Go through the data below. List every line that holds the word "this".

## [RECORDED DATA]
================

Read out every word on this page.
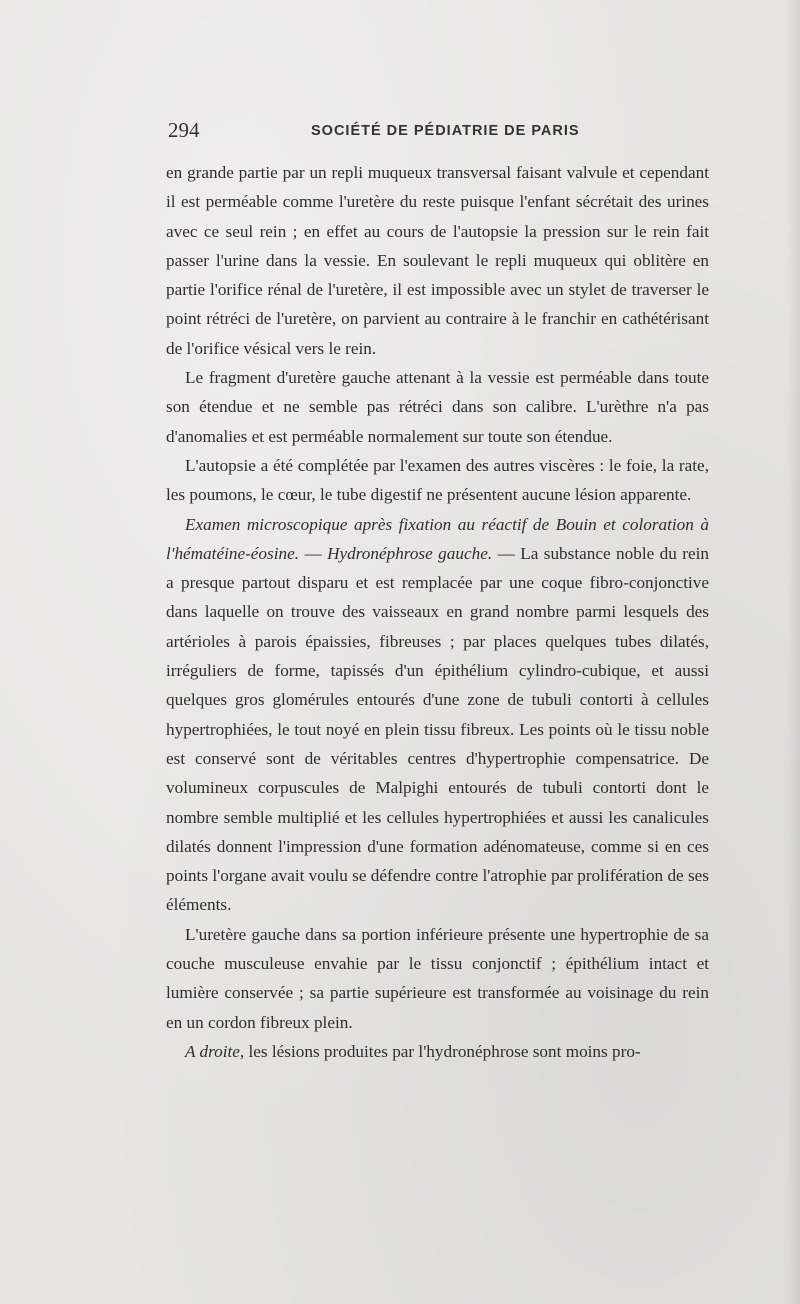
294	SOCIÉTÉ DE PÉDIATRIE DE PARIS

en grande partie par un repli muqueux transversal faisant valvule et cependant il est perméable comme l'uretère du reste puisque l'enfant sécrétait des urines avec ce seul rein ; en effet au cours de l'autopsie la pression sur le rein fait passer l'urine dans la vessie. En soulevant le repli muqueux qui oblitère en partie l'orifice rénal de l'uretère, il est impossible avec un stylet de traverser le point rétréci de l'uretère, on parvient au contraire à le franchir en cathétérisant de l'orifice vésical vers le rein.

Le fragment d'uretère gauche attenant à la vessie est perméable dans toute son étendue et ne semble pas rétréci dans son calibre. L'urèthre n'a pas d'anomalies et est perméable normalement sur toute son étendue.

L'autopsie a été complétée par l'examen des autres viscères : le foie, la rate, les poumons, le cœur, le tube digestif ne présentent aucune lésion apparente.

Examen microscopique après fixation au réactif de Bouin et coloration à l'hématéine-éosine. — Hydronéphrose gauche. — La substance noble du rein a presque partout disparu et est remplacée par une coque fibro-conjonctive dans laquelle on trouve des vaisseaux en grand nombre parmi lesquels des artérioles à parois épaissies, fibreuses ; par places quelques tubes dilatés, irréguliers de forme, tapissés d'un épithélium cylindro-cubique, et aussi quelques gros glomérules entourés d'une zone de tubuli contorti à cellules hypertrophiées, le tout noyé en plein tissu fibreux. Les points où le tissu noble est conservé sont de véritables centres d'hypertrophie compensatrice. De volumineux corpuscules de Malpighi entourés de tubuli contorti dont le nombre semble multiplié et les cellules hypertrophiées et aussi les canalicules dilatés donnent l'impression d'une formation adénomateuse, comme si en ces points l'organe avait voulu se défendre contre l'atrophie par prolifération de ses éléments.

L'uretère gauche dans sa portion inférieure présente une hypertrophie de sa couche musculeuse envahie par le tissu conjonctif ; épithélium intact et lumière conservée ; sa partie supérieure est transformée au voisinage du rein en un cordon fibreux plein.

A droite, les lésions produites par l'hydronéphrose sont moins pro-
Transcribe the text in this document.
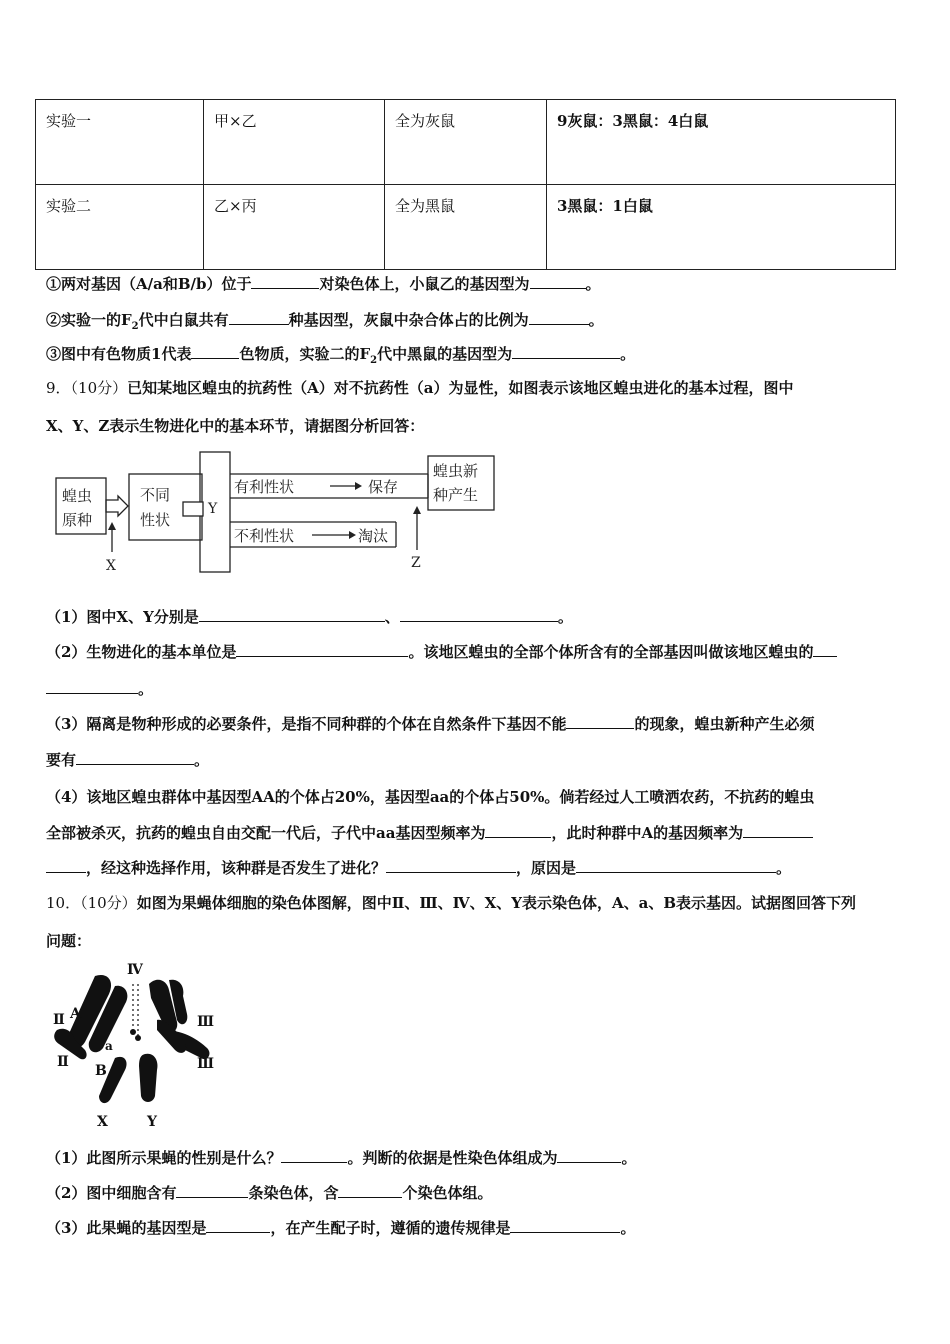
实验一	甲×乙	全为灰鼠	9灰鼠：3黑鼠：4白鼠
实验二	乙×丙	全为黑鼠	3黑鼠：1白鼠
①两对基因（A/a和B/b）位于	对染色体上，小鼠乙的基因型为	。
②实验一的$F_2$代中白鼠共有	种基因型，灰鼠中杂合体占的比例为	。
③图中有色物质1代表	色物质，实验二的$F_2$代中黑鼠的基因型为	。
9．（10分）已知某地区蝗虫的抗药性（A）对不抗药性（a）为显性，如图表示该地区蝗虫进化的基本过程，图中
X、Y、Z表示生物进化中的基本环节，请据图分析回答：
蝗虫
原种
不同
性状
Y
有利性状	保存
不利性状	淘汰
蝗虫新
种产生
X	Z
（1）图中X、Y分别是	、	。
（2）生物进化的基本单位是	。该地区蝗虫的全部个体所含有的全部基因叫做该地区蝗虫的
。
（3）隔离是物种形成的必要条件，是指不同种群的个体在自然条件下基因不能	的现象，蝗虫新种产生必须
要有	。
（4）该地区蝗虫群体中基因型AA的个体占20%，基因型aa的个体占50%。倘若经过人工喷洒农药，不抗药的蝗虫
全部被杀灭，抗药的蝗虫自由交配一代后，子代中aa基因型频率为	，此时种群中A的基因频率为
，经这种选择作用，该种群是否发生了进化？	，原因是	。
10．（10分）如图为果蝇体细胞的染色体图解，图中Ⅱ、Ⅲ、Ⅳ、X、Y表示染色体，A、a、B表示基因。试据图回答下列
问题：
Ⅳ
Ⅱ A	Ⅲ
Ⅱ
a
Ⅲ
B
X	Y
（1）此图所示果蝇的性别是什么？	。判断的依据是性染色体组成为	。
（2）图中细胞含有	条染色体，含	个染色体组。
（3）此果蝇的基因型是	，在产生配子时，遵循的遗传规律是	。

================

## [ANSWER FOR THE TASK]
Read out every word on this page.
Transcribe the text in this document.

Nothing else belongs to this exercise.